##### EXERCISE MATERIAL #####

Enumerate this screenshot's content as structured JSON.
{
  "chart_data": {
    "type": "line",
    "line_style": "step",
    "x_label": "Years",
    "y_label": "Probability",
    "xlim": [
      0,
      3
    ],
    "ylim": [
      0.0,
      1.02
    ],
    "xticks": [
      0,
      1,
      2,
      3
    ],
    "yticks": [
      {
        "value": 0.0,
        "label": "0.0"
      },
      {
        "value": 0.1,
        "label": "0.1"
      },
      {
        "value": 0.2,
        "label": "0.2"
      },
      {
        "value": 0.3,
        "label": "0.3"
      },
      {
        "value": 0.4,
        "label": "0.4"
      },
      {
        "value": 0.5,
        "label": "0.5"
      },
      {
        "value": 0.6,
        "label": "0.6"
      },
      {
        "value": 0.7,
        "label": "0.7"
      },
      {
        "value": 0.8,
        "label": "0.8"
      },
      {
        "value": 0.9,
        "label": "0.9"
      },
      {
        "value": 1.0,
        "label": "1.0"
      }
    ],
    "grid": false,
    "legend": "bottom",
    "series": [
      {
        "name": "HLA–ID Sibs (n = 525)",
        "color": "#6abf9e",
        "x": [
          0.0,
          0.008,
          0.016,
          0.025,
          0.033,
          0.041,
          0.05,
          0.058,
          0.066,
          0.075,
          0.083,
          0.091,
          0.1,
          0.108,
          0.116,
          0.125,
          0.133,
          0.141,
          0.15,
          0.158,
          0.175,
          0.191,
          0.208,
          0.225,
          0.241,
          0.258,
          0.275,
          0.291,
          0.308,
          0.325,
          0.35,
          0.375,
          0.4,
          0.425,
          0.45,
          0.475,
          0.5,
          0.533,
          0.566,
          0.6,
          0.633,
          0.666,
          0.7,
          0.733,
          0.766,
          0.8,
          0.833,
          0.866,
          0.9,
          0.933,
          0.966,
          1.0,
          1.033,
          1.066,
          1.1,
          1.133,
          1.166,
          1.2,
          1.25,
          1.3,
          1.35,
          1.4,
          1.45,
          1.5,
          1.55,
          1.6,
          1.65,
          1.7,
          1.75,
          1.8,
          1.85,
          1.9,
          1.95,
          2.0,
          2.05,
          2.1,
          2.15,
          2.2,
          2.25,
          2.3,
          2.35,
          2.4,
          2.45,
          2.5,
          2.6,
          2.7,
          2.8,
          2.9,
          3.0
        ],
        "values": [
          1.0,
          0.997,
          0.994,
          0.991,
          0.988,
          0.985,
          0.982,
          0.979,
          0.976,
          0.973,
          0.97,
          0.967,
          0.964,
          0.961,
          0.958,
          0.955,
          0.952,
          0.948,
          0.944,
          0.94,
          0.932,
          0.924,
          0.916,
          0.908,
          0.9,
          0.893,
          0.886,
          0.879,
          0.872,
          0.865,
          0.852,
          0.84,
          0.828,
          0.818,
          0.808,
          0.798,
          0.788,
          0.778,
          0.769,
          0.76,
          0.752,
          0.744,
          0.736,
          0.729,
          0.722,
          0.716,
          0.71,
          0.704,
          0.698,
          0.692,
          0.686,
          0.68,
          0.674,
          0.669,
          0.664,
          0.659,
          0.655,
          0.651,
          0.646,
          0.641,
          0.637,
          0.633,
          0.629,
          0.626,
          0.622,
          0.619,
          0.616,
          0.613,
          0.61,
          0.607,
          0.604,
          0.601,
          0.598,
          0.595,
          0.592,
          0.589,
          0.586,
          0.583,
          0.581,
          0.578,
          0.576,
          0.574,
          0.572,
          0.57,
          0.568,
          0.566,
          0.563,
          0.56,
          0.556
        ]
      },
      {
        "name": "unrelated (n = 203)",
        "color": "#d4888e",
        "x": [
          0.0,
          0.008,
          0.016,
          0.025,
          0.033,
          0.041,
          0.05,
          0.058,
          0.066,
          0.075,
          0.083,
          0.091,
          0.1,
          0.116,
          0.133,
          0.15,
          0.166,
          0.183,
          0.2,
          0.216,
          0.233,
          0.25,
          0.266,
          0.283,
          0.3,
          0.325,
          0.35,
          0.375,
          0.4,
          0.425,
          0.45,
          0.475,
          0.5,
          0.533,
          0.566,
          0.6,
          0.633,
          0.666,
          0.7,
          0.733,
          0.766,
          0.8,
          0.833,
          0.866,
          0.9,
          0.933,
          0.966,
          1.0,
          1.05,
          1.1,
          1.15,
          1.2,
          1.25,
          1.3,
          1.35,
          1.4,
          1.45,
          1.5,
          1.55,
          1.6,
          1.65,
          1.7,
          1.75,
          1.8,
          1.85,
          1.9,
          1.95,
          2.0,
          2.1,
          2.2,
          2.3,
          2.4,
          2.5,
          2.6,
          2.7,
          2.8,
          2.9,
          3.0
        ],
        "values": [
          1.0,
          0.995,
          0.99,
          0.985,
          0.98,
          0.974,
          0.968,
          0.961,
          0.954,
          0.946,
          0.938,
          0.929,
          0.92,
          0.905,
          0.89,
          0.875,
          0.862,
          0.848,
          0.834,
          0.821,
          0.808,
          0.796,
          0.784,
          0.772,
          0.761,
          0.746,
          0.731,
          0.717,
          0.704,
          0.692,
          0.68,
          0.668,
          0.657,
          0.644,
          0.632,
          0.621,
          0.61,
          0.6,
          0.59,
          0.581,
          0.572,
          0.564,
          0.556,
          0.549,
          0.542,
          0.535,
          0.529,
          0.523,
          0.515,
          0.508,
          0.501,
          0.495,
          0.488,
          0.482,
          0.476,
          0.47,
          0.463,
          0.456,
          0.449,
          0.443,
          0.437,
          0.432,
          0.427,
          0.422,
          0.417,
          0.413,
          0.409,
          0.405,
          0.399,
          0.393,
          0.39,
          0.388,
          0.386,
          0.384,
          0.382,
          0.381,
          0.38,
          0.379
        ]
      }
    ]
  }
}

#####

PROBLEM DESCRIPTION: Each entry above is to be quoted exactly.

WORKED SOLUTION:
Enumerate this screenshot's content as structured JSON.
{
  "chart_data": {
    "type": "line",
    "line_style": "step",
    "x_label": "Years",
    "y_label": "Probability",
    "xlim": [
      0,
      3
    ],
    "ylim": [
      0.0,
      1.02
    ],
    "xticks": [
      0,
      1,
      2,
      3
    ],
    "yticks": [
      {
        "value": 0.0,
        "label": "0.0"
      },
      {
        "value": 0.1,
        "label": "0.1"
      },
      {
        "value": 0.2,
        "label": "0.2"
      },
      {
        "value": 0.3,
        "label": "0.3"
      },
      {
        "value": 0.4,
        "label": "0.4"
      },
      {
        "value": 0.5,
        "label": "0.5"
      },
      {
        "value": 0.6,
        "label": "0.6"
      },
      {
        "value": 0.7,
        "label": "0.7"
      },
      {
        "value": 0.8,
        "label": "0.8"
      },
      {
        "value": 0.9,
        "label": "0.9"
      },
      {
        "value": 1.0,
        "label": "1.0"
      }
    ],
    "grid": false,
    "legend": "bottom",
    "series": [
      {
        "name": "HLA–ID Sibs (n = 525)",
        "color": "#6abf9e",
        "x": [
          0.0,
          0.008,
          0.016,
          0.025,
          0.033,
          0.041,
          0.05,
          0.058,
          0.066,
          0.075,
          0.083,
          0.091,
          0.1,
          0.108,
          0.116,
          0.125,
          0.133,
          0.141,
          0.15,
          0.158,
          0.175,
          0.191,
          0.208,
          0.225,
          0.241,
          0.258,
          0.275,
          0.291,
          0.308,
          0.325,
          0.35,
          0.375,
          0.4,
          0.425,
          0.45,
          0.475,
          0.5,
          0.533,
          0.566,
          0.6,
          0.633,
          0.666,
          0.7,
          0.733,
          0.766,
          0.8,
          0.833,
          0.866,
          0.9,
          0.933,
          0.966,
          1.0,
          1.033,
          1.066,
          1.1,
          1.133,
          1.166,
          1.2,
          1.25,
          1.3,
          1.35,
          1.4,
          1.45,
          1.5,
          1.55,
          1.6,
          1.65,
          1.7,
          1.75,
          1.8,
          1.85,
          1.9,
          1.95,
          2.0,
          2.05,
          2.1,
          2.15,
          2.2,
          2.25,
          2.3,
          2.35,
          2.4,
          2.45,
          2.5,
          2.6,
          2.7,
          2.8,
          2.9,
          3.0
        ],
        "values": [
          1.0,
          0.997,
          0.994,
          0.991,
          0.988,
          0.985,
          0.982,
          0.979,
          0.976,
          0.973,
          0.97,
          0.967,
          0.964,
          0.961,
          0.958,
          0.955,
          0.952,
          0.948,
          0.944,
          0.94,
          0.932,
          0.924,
          0.916,
          0.908,
          0.9,
          0.893,
          0.886,
          0.879,
          0.872,
          0.865,
          0.852,
          0.84,
          0.828,
          0.818,
          0.808,
          0.798,
          0.788,
          0.778,
          0.769,
          0.76,
          0.752,
          0.744,
          0.736,
          0.729,
          0.722,
          0.716,
          0.71,
          0.704,
          0.698,
          0.692,
          0.686,
          0.68,
          0.674,
          0.669,
          0.664,
          0.659,
          0.655,
          0.651,
          0.646,
          0.641,
          0.637,
          0.633,
          0.629,
          0.626,
          0.622,
          0.619,
          0.616,
          0.613,
          0.61,
          0.607,
          0.604,
          0.601,
          0.598,
          0.595,
          0.592,
          0.589,
          0.586,
          0.583,
          0.581,
          0.578,
          0.576,
          0.574,
          0.572,
          0.57,
          0.568,
          0.566,
          0.563,
          0.56,
          0.556
        ]
      },
      {
        "name": "unrelated (n = 203)",
        "color": "#d4888e",
        "x": [
          0.0,
          0.008,
          0.016,
          0.025,
          0.033,
          0.041,
          0.05,
          0.058,
          0.066,
          0.075,
          0.083,
          0.091,
          0.1,
          0.116,
          0.133,
          0.15,
          0.166,
          0.183,
          0.2,
          0.216,
          0.233,
          0.25,
          0.266,
          0.283,
          0.3,
          0.325,
          0.35,
          0.375,
          0.4,
          0.425,
          0.45,
          0.475,
          0.5,
          0.533,
          0.566,
          0.6,
          0.633,
          0.666,
          0.7,
          0.733,
          0.766,
          0.8,
          0.833,
          0.866,
          0.9,
          0.933,
          0.966,
          1.0,
          1.05,
          1.1,
          1.15,
          1.2,
          1.25,
          1.3,
          1.35,
          1.4,
          1.45,
          1.5,
          1.55,
          1.6,
          1.65,
          1.7,
          1.75,
          1.8,
          1.85,
          1.9,
          1.95,
          2.0,
          2.1,
          2.2,
          2.3,
          2.4,
          2.5,
          2.6,
          2.7,
          2.8,
          2.9,
          3.0
        ],
        "values": [
          1.0,
          0.995,
          0.99,
          0.985,
          0.98,
          0.974,
          0.968,
          0.961,
          0.954,
          0.946,
          0.938,
          0.929,
          0.92,
          0.905,
          0.89,
          0.875,
          0.862,
          0.848,
          0.834,
          0.821,
          0.808,
          0.796,
          0.784,
          0.772,
          0.761,
          0.746,
          0.731,
          0.717,
          0.704,
          0.692,
          0.68,
          0.668,
          0.657,
          0.644,
          0.632,
          0.621,
          0.61,
          0.6,
          0.59,
          0.581,
          0.572,
          0.564,
          0.556,
          0.549,
          0.542,
          0.535,
          0.529,
          0.523,
          0.515,
          0.508,
          0.501,
          0.495,
          0.488,
          0.482,
          0.476,
          0.47,
          0.463,
          0.456,
          0.449,
          0.443,
          0.437,
          0.432,
          0.427,
          0.422,
          0.417,
          0.413,
          0.409,
          0.405,
          0.399,
          0.393,
          0.39,
          0.388,
          0.386,
          0.384,
          0.382,
          0.381,
          0.38,
          0.379
        ]
      }
    ]
  }
}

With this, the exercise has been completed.